Flaky Tests: a journey to beat them all

January 15 2026Solutions
Loïc Mathieu

Loïc Mathieu

Lead Developer

Flaky Tests: a journey to beat them all

How Kestra engineers enter into a journey to solve flaky tests.

“Sleep is not a synchronization primitive.”

Every test engineer, eventually

What’s a flaky test?

A flaky test is a test that sometimes passes and sometimes fails without any code changes. They’re the by‑product of non‑determinism: timing, concurrency, eventual consistency, network hiccups, clock drift, resource contention, and (our favorite) tests leaking state across runs.

At Kestra, we run 6,000+ tests across our repositories. We add dozens every day. If only 1% of those are flaky at 10% failure probability, you’ve got ~50 flaky tests. Expectation math says ~5 failures per CI run, good luck spotting real regressions under that noise.

As an orchestration platform, many of our tests execute parallel, asynchronous workflows. Async is powerful and naturally tricky to test: ordering isn’t guaranteed, and “eventually consistent” is not a helpful assertion.

One of our top issues is due to our queuing system; a test may receive a message from another test or miss a message from the queue. We strive to properly close the queue and handle all messages to ensure they are not leaked across tests, but it’s challenging to guarantee this.

Last year, CI was red often enough that we decided to go on a proper flake‑hunting journey.

First try: retry them all!

Our first try to bite them all was to retry the flaky tests.

Kestra is built in Java, and tests are written with the JUnit framework. The JUnit Pioneer extension contains an annotation that allows for retrying a test if it fails: @RetryingTest(5). We added this annotation to every test that often fails in our CI.

This helped…a bit. However, it also inflated test times and masked real issues. Worse, some failures are structural (leaked resources, race conditions): once they fail, they continue to fail, regardless of how often you retry. Verdict: good band‑aid, bad cure.

» REQUEST A:
Copy the flaky tests article word for word, from "One of our top" up to and including "to guarantee this.".

» DATA EXTRACT:
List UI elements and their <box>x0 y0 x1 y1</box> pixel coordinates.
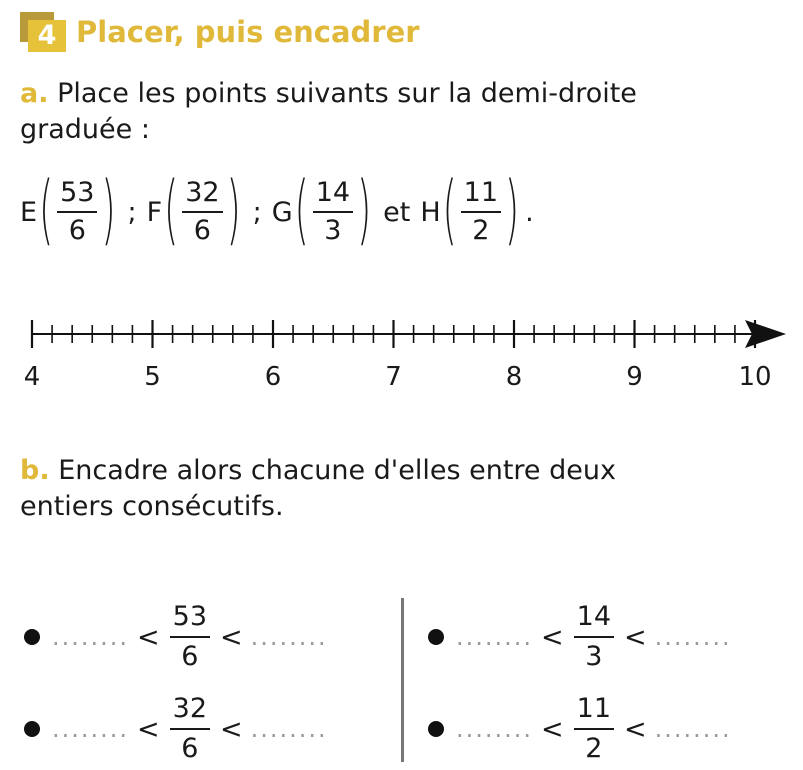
denominator: 2 <box>472 215 490 246</box>
denominator: 6 <box>193 215 211 246</box>
axis-tick-label: 9 <box>626 362 643 392</box>
blank-lower[interactable]: ........ <box>456 623 534 651</box>
inequality-row <box>428 692 732 766</box>
right-paren-icon: ) <box>101 167 116 254</box>
right-paren-icon: ) <box>357 167 372 254</box>
number-line <box>0 310 803 362</box>
point-g <box>271 167 373 254</box>
axis-tick-label: 7 <box>385 362 402 392</box>
exercise-title: Placer, puis encadrer <box>76 15 420 49</box>
point-name: H <box>420 196 441 228</box>
separator: ; <box>252 196 262 228</box>
less-than: < <box>137 621 160 653</box>
fraction <box>57 177 97 247</box>
less-than: < <box>137 713 160 745</box>
numerator: 32 <box>170 692 210 730</box>
inequality-row <box>428 600 732 674</box>
fraction <box>182 177 222 247</box>
part-b-text-line1: Encadre alors chacune d'elles entre deux <box>58 455 616 486</box>
exercise-number-badge <box>20 12 66 52</box>
point-name: F <box>146 196 163 228</box>
axis-tick-label: 5 <box>144 362 161 392</box>
fraction <box>461 177 501 247</box>
left-paren-icon: ( <box>442 167 457 254</box>
blank-lower[interactable]: ........ <box>52 623 130 651</box>
numerator: 32 <box>182 177 222 213</box>
denominator: 3 <box>585 641 603 672</box>
bullet-icon <box>428 629 444 645</box>
right-paren-icon: ) <box>226 167 241 254</box>
part-a-label: a. <box>20 78 49 109</box>
fraction <box>170 600 210 674</box>
left-paren-icon: ( <box>294 167 309 254</box>
bullet-icon <box>24 629 40 645</box>
separator-and: et <box>383 196 411 228</box>
left-paren-icon: ( <box>39 167 54 254</box>
less-than: < <box>624 621 647 653</box>
numerator: 14 <box>313 177 353 213</box>
numerator: 53 <box>57 177 97 213</box>
axis-tick-label: 10 <box>738 362 772 392</box>
axis-tick-label: 6 <box>264 362 282 392</box>
numerator: 14 <box>574 600 614 638</box>
less-than: < <box>220 713 243 745</box>
blank-upper[interactable]: ........ <box>654 715 732 743</box>
fraction <box>574 600 614 674</box>
numerator: 11 <box>574 692 614 730</box>
blank-upper[interactable]: ........ <box>250 715 328 743</box>
point-e <box>20 167 118 254</box>
axis-tick-label: 4 <box>23 362 41 392</box>
blank-upper[interactable]: ........ <box>654 623 732 651</box>
left-paren-icon: ( <box>164 167 179 254</box>
part-a-instruction <box>20 76 637 112</box>
less-than: < <box>541 713 564 745</box>
bullet-icon <box>428 721 444 737</box>
fraction <box>313 177 353 247</box>
part-a-text-line2: graduée : <box>20 114 150 145</box>
numerator: 11 <box>461 177 501 213</box>
part-a-text-line1: Place les points suivants sur la demi-droite <box>57 78 637 109</box>
denominator: 6 <box>181 641 199 672</box>
numerator: 53 <box>170 600 210 638</box>
blank-lower[interactable]: ........ <box>52 715 130 743</box>
less-than: < <box>624 713 647 745</box>
exercise-number: 4 <box>28 20 66 52</box>
part-b-instruction <box>20 453 616 489</box>
fraction <box>574 692 614 766</box>
denominator: 6 <box>68 215 86 246</box>
point-f <box>146 167 243 254</box>
end-dot: . <box>525 196 534 228</box>
fraction <box>170 692 210 766</box>
point-h <box>420 167 521 254</box>
less-than: < <box>541 621 564 653</box>
denominator: 6 <box>181 733 199 764</box>
separator: ; <box>127 196 137 228</box>
inequality-row <box>24 600 328 674</box>
part-b-label: b. <box>20 455 50 486</box>
blank-lower[interactable]: ........ <box>456 715 534 743</box>
point-name: G <box>271 196 293 228</box>
column-divider <box>401 598 404 762</box>
point-name: E <box>20 196 38 228</box>
inequality-row <box>24 692 328 766</box>
less-than: < <box>220 621 243 653</box>
right-paren-icon: ) <box>505 167 520 254</box>
bullet-icon <box>24 721 40 737</box>
denominator: 3 <box>324 215 342 246</box>
denominator: 2 <box>585 733 603 764</box>
blank-upper[interactable]: ........ <box>250 623 328 651</box>
points-list <box>20 167 534 254</box>
part-b-text-line2: entiers consécutifs. <box>20 491 284 522</box>
axis-tick-label: 8 <box>505 362 523 392</box>
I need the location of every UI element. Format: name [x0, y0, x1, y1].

» REQUEST B:
Turn the lines of the listing into a Markdown table with the columns Row and Entry, skipping any blank lines. Include only the lines from the one containing "denominator: 2 <box>472 215 490 246</box>" up to and including the one containing "less-than: < <box>137 713 160 745</box>".

» PROBLEM SOLUTION A:
One of our top issues is due to our queuing system; a test may receive a message from another test or miss a message from the queue. We strive to properly close the queue and handle all messages to ensure they are not leaked across tests, but it’s challenging to guarantee this.

» PROBLEM SOLUTION B:
| Row | Entry |
|---|---|
| 1 | denominator: 2 <box>472 215 490 246</box> |
| 2 | denominator: 6 <box>193 215 211 246</box> |
| 3 | axis-tick-label: 9 <box>626 362 643 392</box> |
| 4 | blank-lower[interactable]: ........ <box>456 623 534 651</box> |
| 5 | inequality-row <box>428 692 732 766</box> |
| 6 | right-paren-icon: ) <box>101 167 116 254</box> |
| 7 | right-paren-icon: ) <box>357 167 372 254</box> |
| 8 | number-line <box>0 310 803 362</box> |
| 9 | point-g <box>271 167 373 254</box> |
| 10 | axis-tick-label: 7 <box>385 362 402 392</box> |
| 11 | exercise-title: Placer, puis encadrer <box>76 15 420 49</box> |
| 12 | point-name: H <box>420 196 441 228</box> |
| 13 | separator: ; <box>252 196 262 228</box> |
| 14 | less-than: < <box>137 621 160 653</box> |
| 15 | fraction <box>57 177 97 247</box> |
| 16 | less-than: < <box>137 713 160 745</box> |